Send back the records in full, character for character.

Extracted data entries:

····················

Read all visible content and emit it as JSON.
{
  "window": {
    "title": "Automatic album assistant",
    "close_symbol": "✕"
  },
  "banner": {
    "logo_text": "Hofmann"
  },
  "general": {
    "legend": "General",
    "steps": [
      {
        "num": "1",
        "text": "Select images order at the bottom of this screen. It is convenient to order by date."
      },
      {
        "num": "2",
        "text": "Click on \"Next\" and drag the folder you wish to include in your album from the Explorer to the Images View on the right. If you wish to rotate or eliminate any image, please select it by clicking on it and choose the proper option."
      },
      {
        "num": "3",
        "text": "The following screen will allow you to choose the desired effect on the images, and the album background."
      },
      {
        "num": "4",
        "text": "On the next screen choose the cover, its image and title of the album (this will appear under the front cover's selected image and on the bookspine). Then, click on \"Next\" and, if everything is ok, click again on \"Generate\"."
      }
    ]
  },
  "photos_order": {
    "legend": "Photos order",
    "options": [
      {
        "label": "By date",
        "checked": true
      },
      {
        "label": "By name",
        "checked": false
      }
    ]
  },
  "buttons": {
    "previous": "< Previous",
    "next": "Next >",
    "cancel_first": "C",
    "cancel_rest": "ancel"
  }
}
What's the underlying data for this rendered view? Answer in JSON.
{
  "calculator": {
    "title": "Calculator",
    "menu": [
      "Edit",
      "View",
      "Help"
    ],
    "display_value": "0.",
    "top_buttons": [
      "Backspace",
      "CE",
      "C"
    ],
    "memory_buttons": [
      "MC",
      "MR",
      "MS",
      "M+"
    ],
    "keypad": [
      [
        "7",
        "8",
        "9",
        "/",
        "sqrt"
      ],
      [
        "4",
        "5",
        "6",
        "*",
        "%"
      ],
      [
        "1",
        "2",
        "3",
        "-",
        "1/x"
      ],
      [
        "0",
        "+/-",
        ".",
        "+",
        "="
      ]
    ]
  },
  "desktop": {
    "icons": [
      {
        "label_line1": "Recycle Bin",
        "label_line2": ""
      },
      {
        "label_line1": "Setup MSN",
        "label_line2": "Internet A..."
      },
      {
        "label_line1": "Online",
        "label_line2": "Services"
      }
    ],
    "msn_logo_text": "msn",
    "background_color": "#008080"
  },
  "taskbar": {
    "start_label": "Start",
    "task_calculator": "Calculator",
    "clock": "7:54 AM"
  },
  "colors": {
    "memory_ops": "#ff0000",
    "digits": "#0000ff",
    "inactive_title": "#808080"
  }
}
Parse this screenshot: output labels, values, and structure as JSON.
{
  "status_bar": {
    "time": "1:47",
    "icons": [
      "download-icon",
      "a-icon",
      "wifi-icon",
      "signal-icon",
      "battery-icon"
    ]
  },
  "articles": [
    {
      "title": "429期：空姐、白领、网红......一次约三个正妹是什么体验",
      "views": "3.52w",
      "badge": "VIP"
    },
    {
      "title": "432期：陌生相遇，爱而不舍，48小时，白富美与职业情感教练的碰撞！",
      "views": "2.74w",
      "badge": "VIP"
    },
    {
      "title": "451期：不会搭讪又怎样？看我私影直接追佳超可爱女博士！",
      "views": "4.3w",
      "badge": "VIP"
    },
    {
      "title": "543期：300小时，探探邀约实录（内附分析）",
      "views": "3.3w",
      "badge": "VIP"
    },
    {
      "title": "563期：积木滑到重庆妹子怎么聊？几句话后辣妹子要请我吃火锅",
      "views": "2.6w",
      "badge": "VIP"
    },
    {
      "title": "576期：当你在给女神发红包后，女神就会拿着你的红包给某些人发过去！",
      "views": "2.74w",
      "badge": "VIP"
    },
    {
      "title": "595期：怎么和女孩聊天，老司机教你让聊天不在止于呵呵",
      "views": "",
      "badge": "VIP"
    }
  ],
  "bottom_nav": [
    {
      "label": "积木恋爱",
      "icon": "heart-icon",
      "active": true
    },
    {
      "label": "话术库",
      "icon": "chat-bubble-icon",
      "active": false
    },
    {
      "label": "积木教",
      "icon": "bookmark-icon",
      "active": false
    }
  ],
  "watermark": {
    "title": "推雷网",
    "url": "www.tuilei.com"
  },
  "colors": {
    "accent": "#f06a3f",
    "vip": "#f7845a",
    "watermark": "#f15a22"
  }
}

····················

## ANSWER
Read all visible content and emit it as JSON.
{
  "window": {
    "title": "Automatic album assistant",
    "close_symbol": "✕"
  },
  "banner": {
    "logo_text": "Hofmann"
  },
  "general": {
    "legend": "General",
    "steps": [
      {
        "num": "1",
        "text": "Select images order at the bottom of this screen. It is convenient to order by date."
      },
      {
        "num": "2",
        "text": "Click on \"Next\" and drag the folder you wish to include in your album from the Explorer to the Images View on the right. If you wish to rotate or eliminate any image, please select it by clicking on it and choose the proper option."
      },
      {
        "num": "3",
        "text": "The following screen will allow you to choose the desired effect on the images, and the album background."
      },
      {
        "num": "4",
        "text": "On the next screen choose the cover, its image and title of the album (this will appear under the front cover's selected image and on the bookspine). Then, click on \"Next\" and, if everything is ok, click again on \"Generate\"."
      }
    ]
  },
  "photos_order": {
    "legend": "Photos order",
    "options": [
      {
        "label": "By date",
        "checked": true
      },
      {
        "label": "By name",
        "checked": false
      }
    ]
  },
  "buttons": {
    "previous": "< Previous",
    "next": "Next >",
    "cancel_first": "C",
    "cancel_rest": "ancel"
  }
}
What's the underlying data for this rendered view? Answer in JSON.
{
  "calculator": {
    "title": "Calculator",
    "menu": [
      "Edit",
      "View",
      "Help"
    ],
    "display_value": "0.",
    "top_buttons": [
      "Backspace",
      "CE",
      "C"
    ],
    "memory_buttons": [
      "MC",
      "MR",
      "MS",
      "M+"
    ],
    "keypad": [
      [
        "7",
        "8",
        "9",
        "/",
        "sqrt"
      ],
      [
        "4",
        "5",
        "6",
        "*",
        "%"
      ],
      [
        "1",
        "2",
        "3",
        "-",
        "1/x"
      ],
      [
        "0",
        "+/-",
        ".",
        "+",
        "="
      ]
    ]
  },
  "desktop": {
    "icons": [
      {
        "label_line1": "Recycle Bin",
        "label_line2": ""
      },
      {
        "label_line1": "Setup MSN",
        "label_line2": "Internet A..."
      },
      {
        "label_line1": "Online",
        "label_line2": "Services"
      }
    ],
    "msn_logo_text": "msn",
    "background_color": "#008080"
  },
  "taskbar": {
    "start_label": "Start",
    "task_calculator": "Calculator",
    "clock": "7:54 AM"
  },
  "colors": {
    "memory_ops": "#ff0000",
    "digits": "#0000ff",
    "inactive_title": "#808080"
  }
}
Parse this screenshot: output labels, values, and structure as JSON.
{
  "status_bar": {
    "time": "1:47",
    "icons": [
      "download-icon",
      "a-icon",
      "wifi-icon",
      "signal-icon",
      "battery-icon"
    ]
  },
  "articles": [
    {
      "title": "429期：空姐、白领、网红......一次约三个正妹是什么体验",
      "views": "3.52w",
      "badge": "VIP"
    },
    {
      "title": "432期：陌生相遇，爱而不舍，48小时，白富美与职业情感教练的碰撞！",
      "views": "2.74w",
      "badge": "VIP"
    },
    {
      "title": "451期：不会搭讪又怎样？看我私影直接追佳超可爱女博士！",
      "views": "4.3w",
      "badge": "VIP"
    },
    {
      "title": "543期：300小时，探探邀约实录（内附分析）",
      "views": "3.3w",
      "badge": "VIP"
    },
    {
      "title": "563期：积木滑到重庆妹子怎么聊？几句话后辣妹子要请我吃火锅",
      "views": "2.6w",
      "badge": "VIP"
    },
    {
      "title": "576期：当你在给女神发红包后，女神就会拿着你的红包给某些人发过去！",
      "views": "2.74w",
      "badge": "VIP"
    },
    {
      "title": "595期：怎么和女孩聊天，老司机教你让聊天不在止于呵呵",
      "views": "",
      "badge": "VIP"
    }
  ],
  "bottom_nav": [
    {
      "label": "积木恋爱",
      "icon": "heart-icon",
      "active": true
    },
    {
      "label": "话术库",
      "icon": "chat-bubble-icon",
      "active": false
    },
    {
      "label": "积木教",
      "icon": "bookmark-icon",
      "active": false
    }
  ],
  "watermark": {
    "title": "推雷网",
    "url": "www.tuilei.com"
  },
  "colors": {
    "accent": "#f06a3f",
    "vip": "#f7845a",
    "watermark": "#f15a22"
  }
}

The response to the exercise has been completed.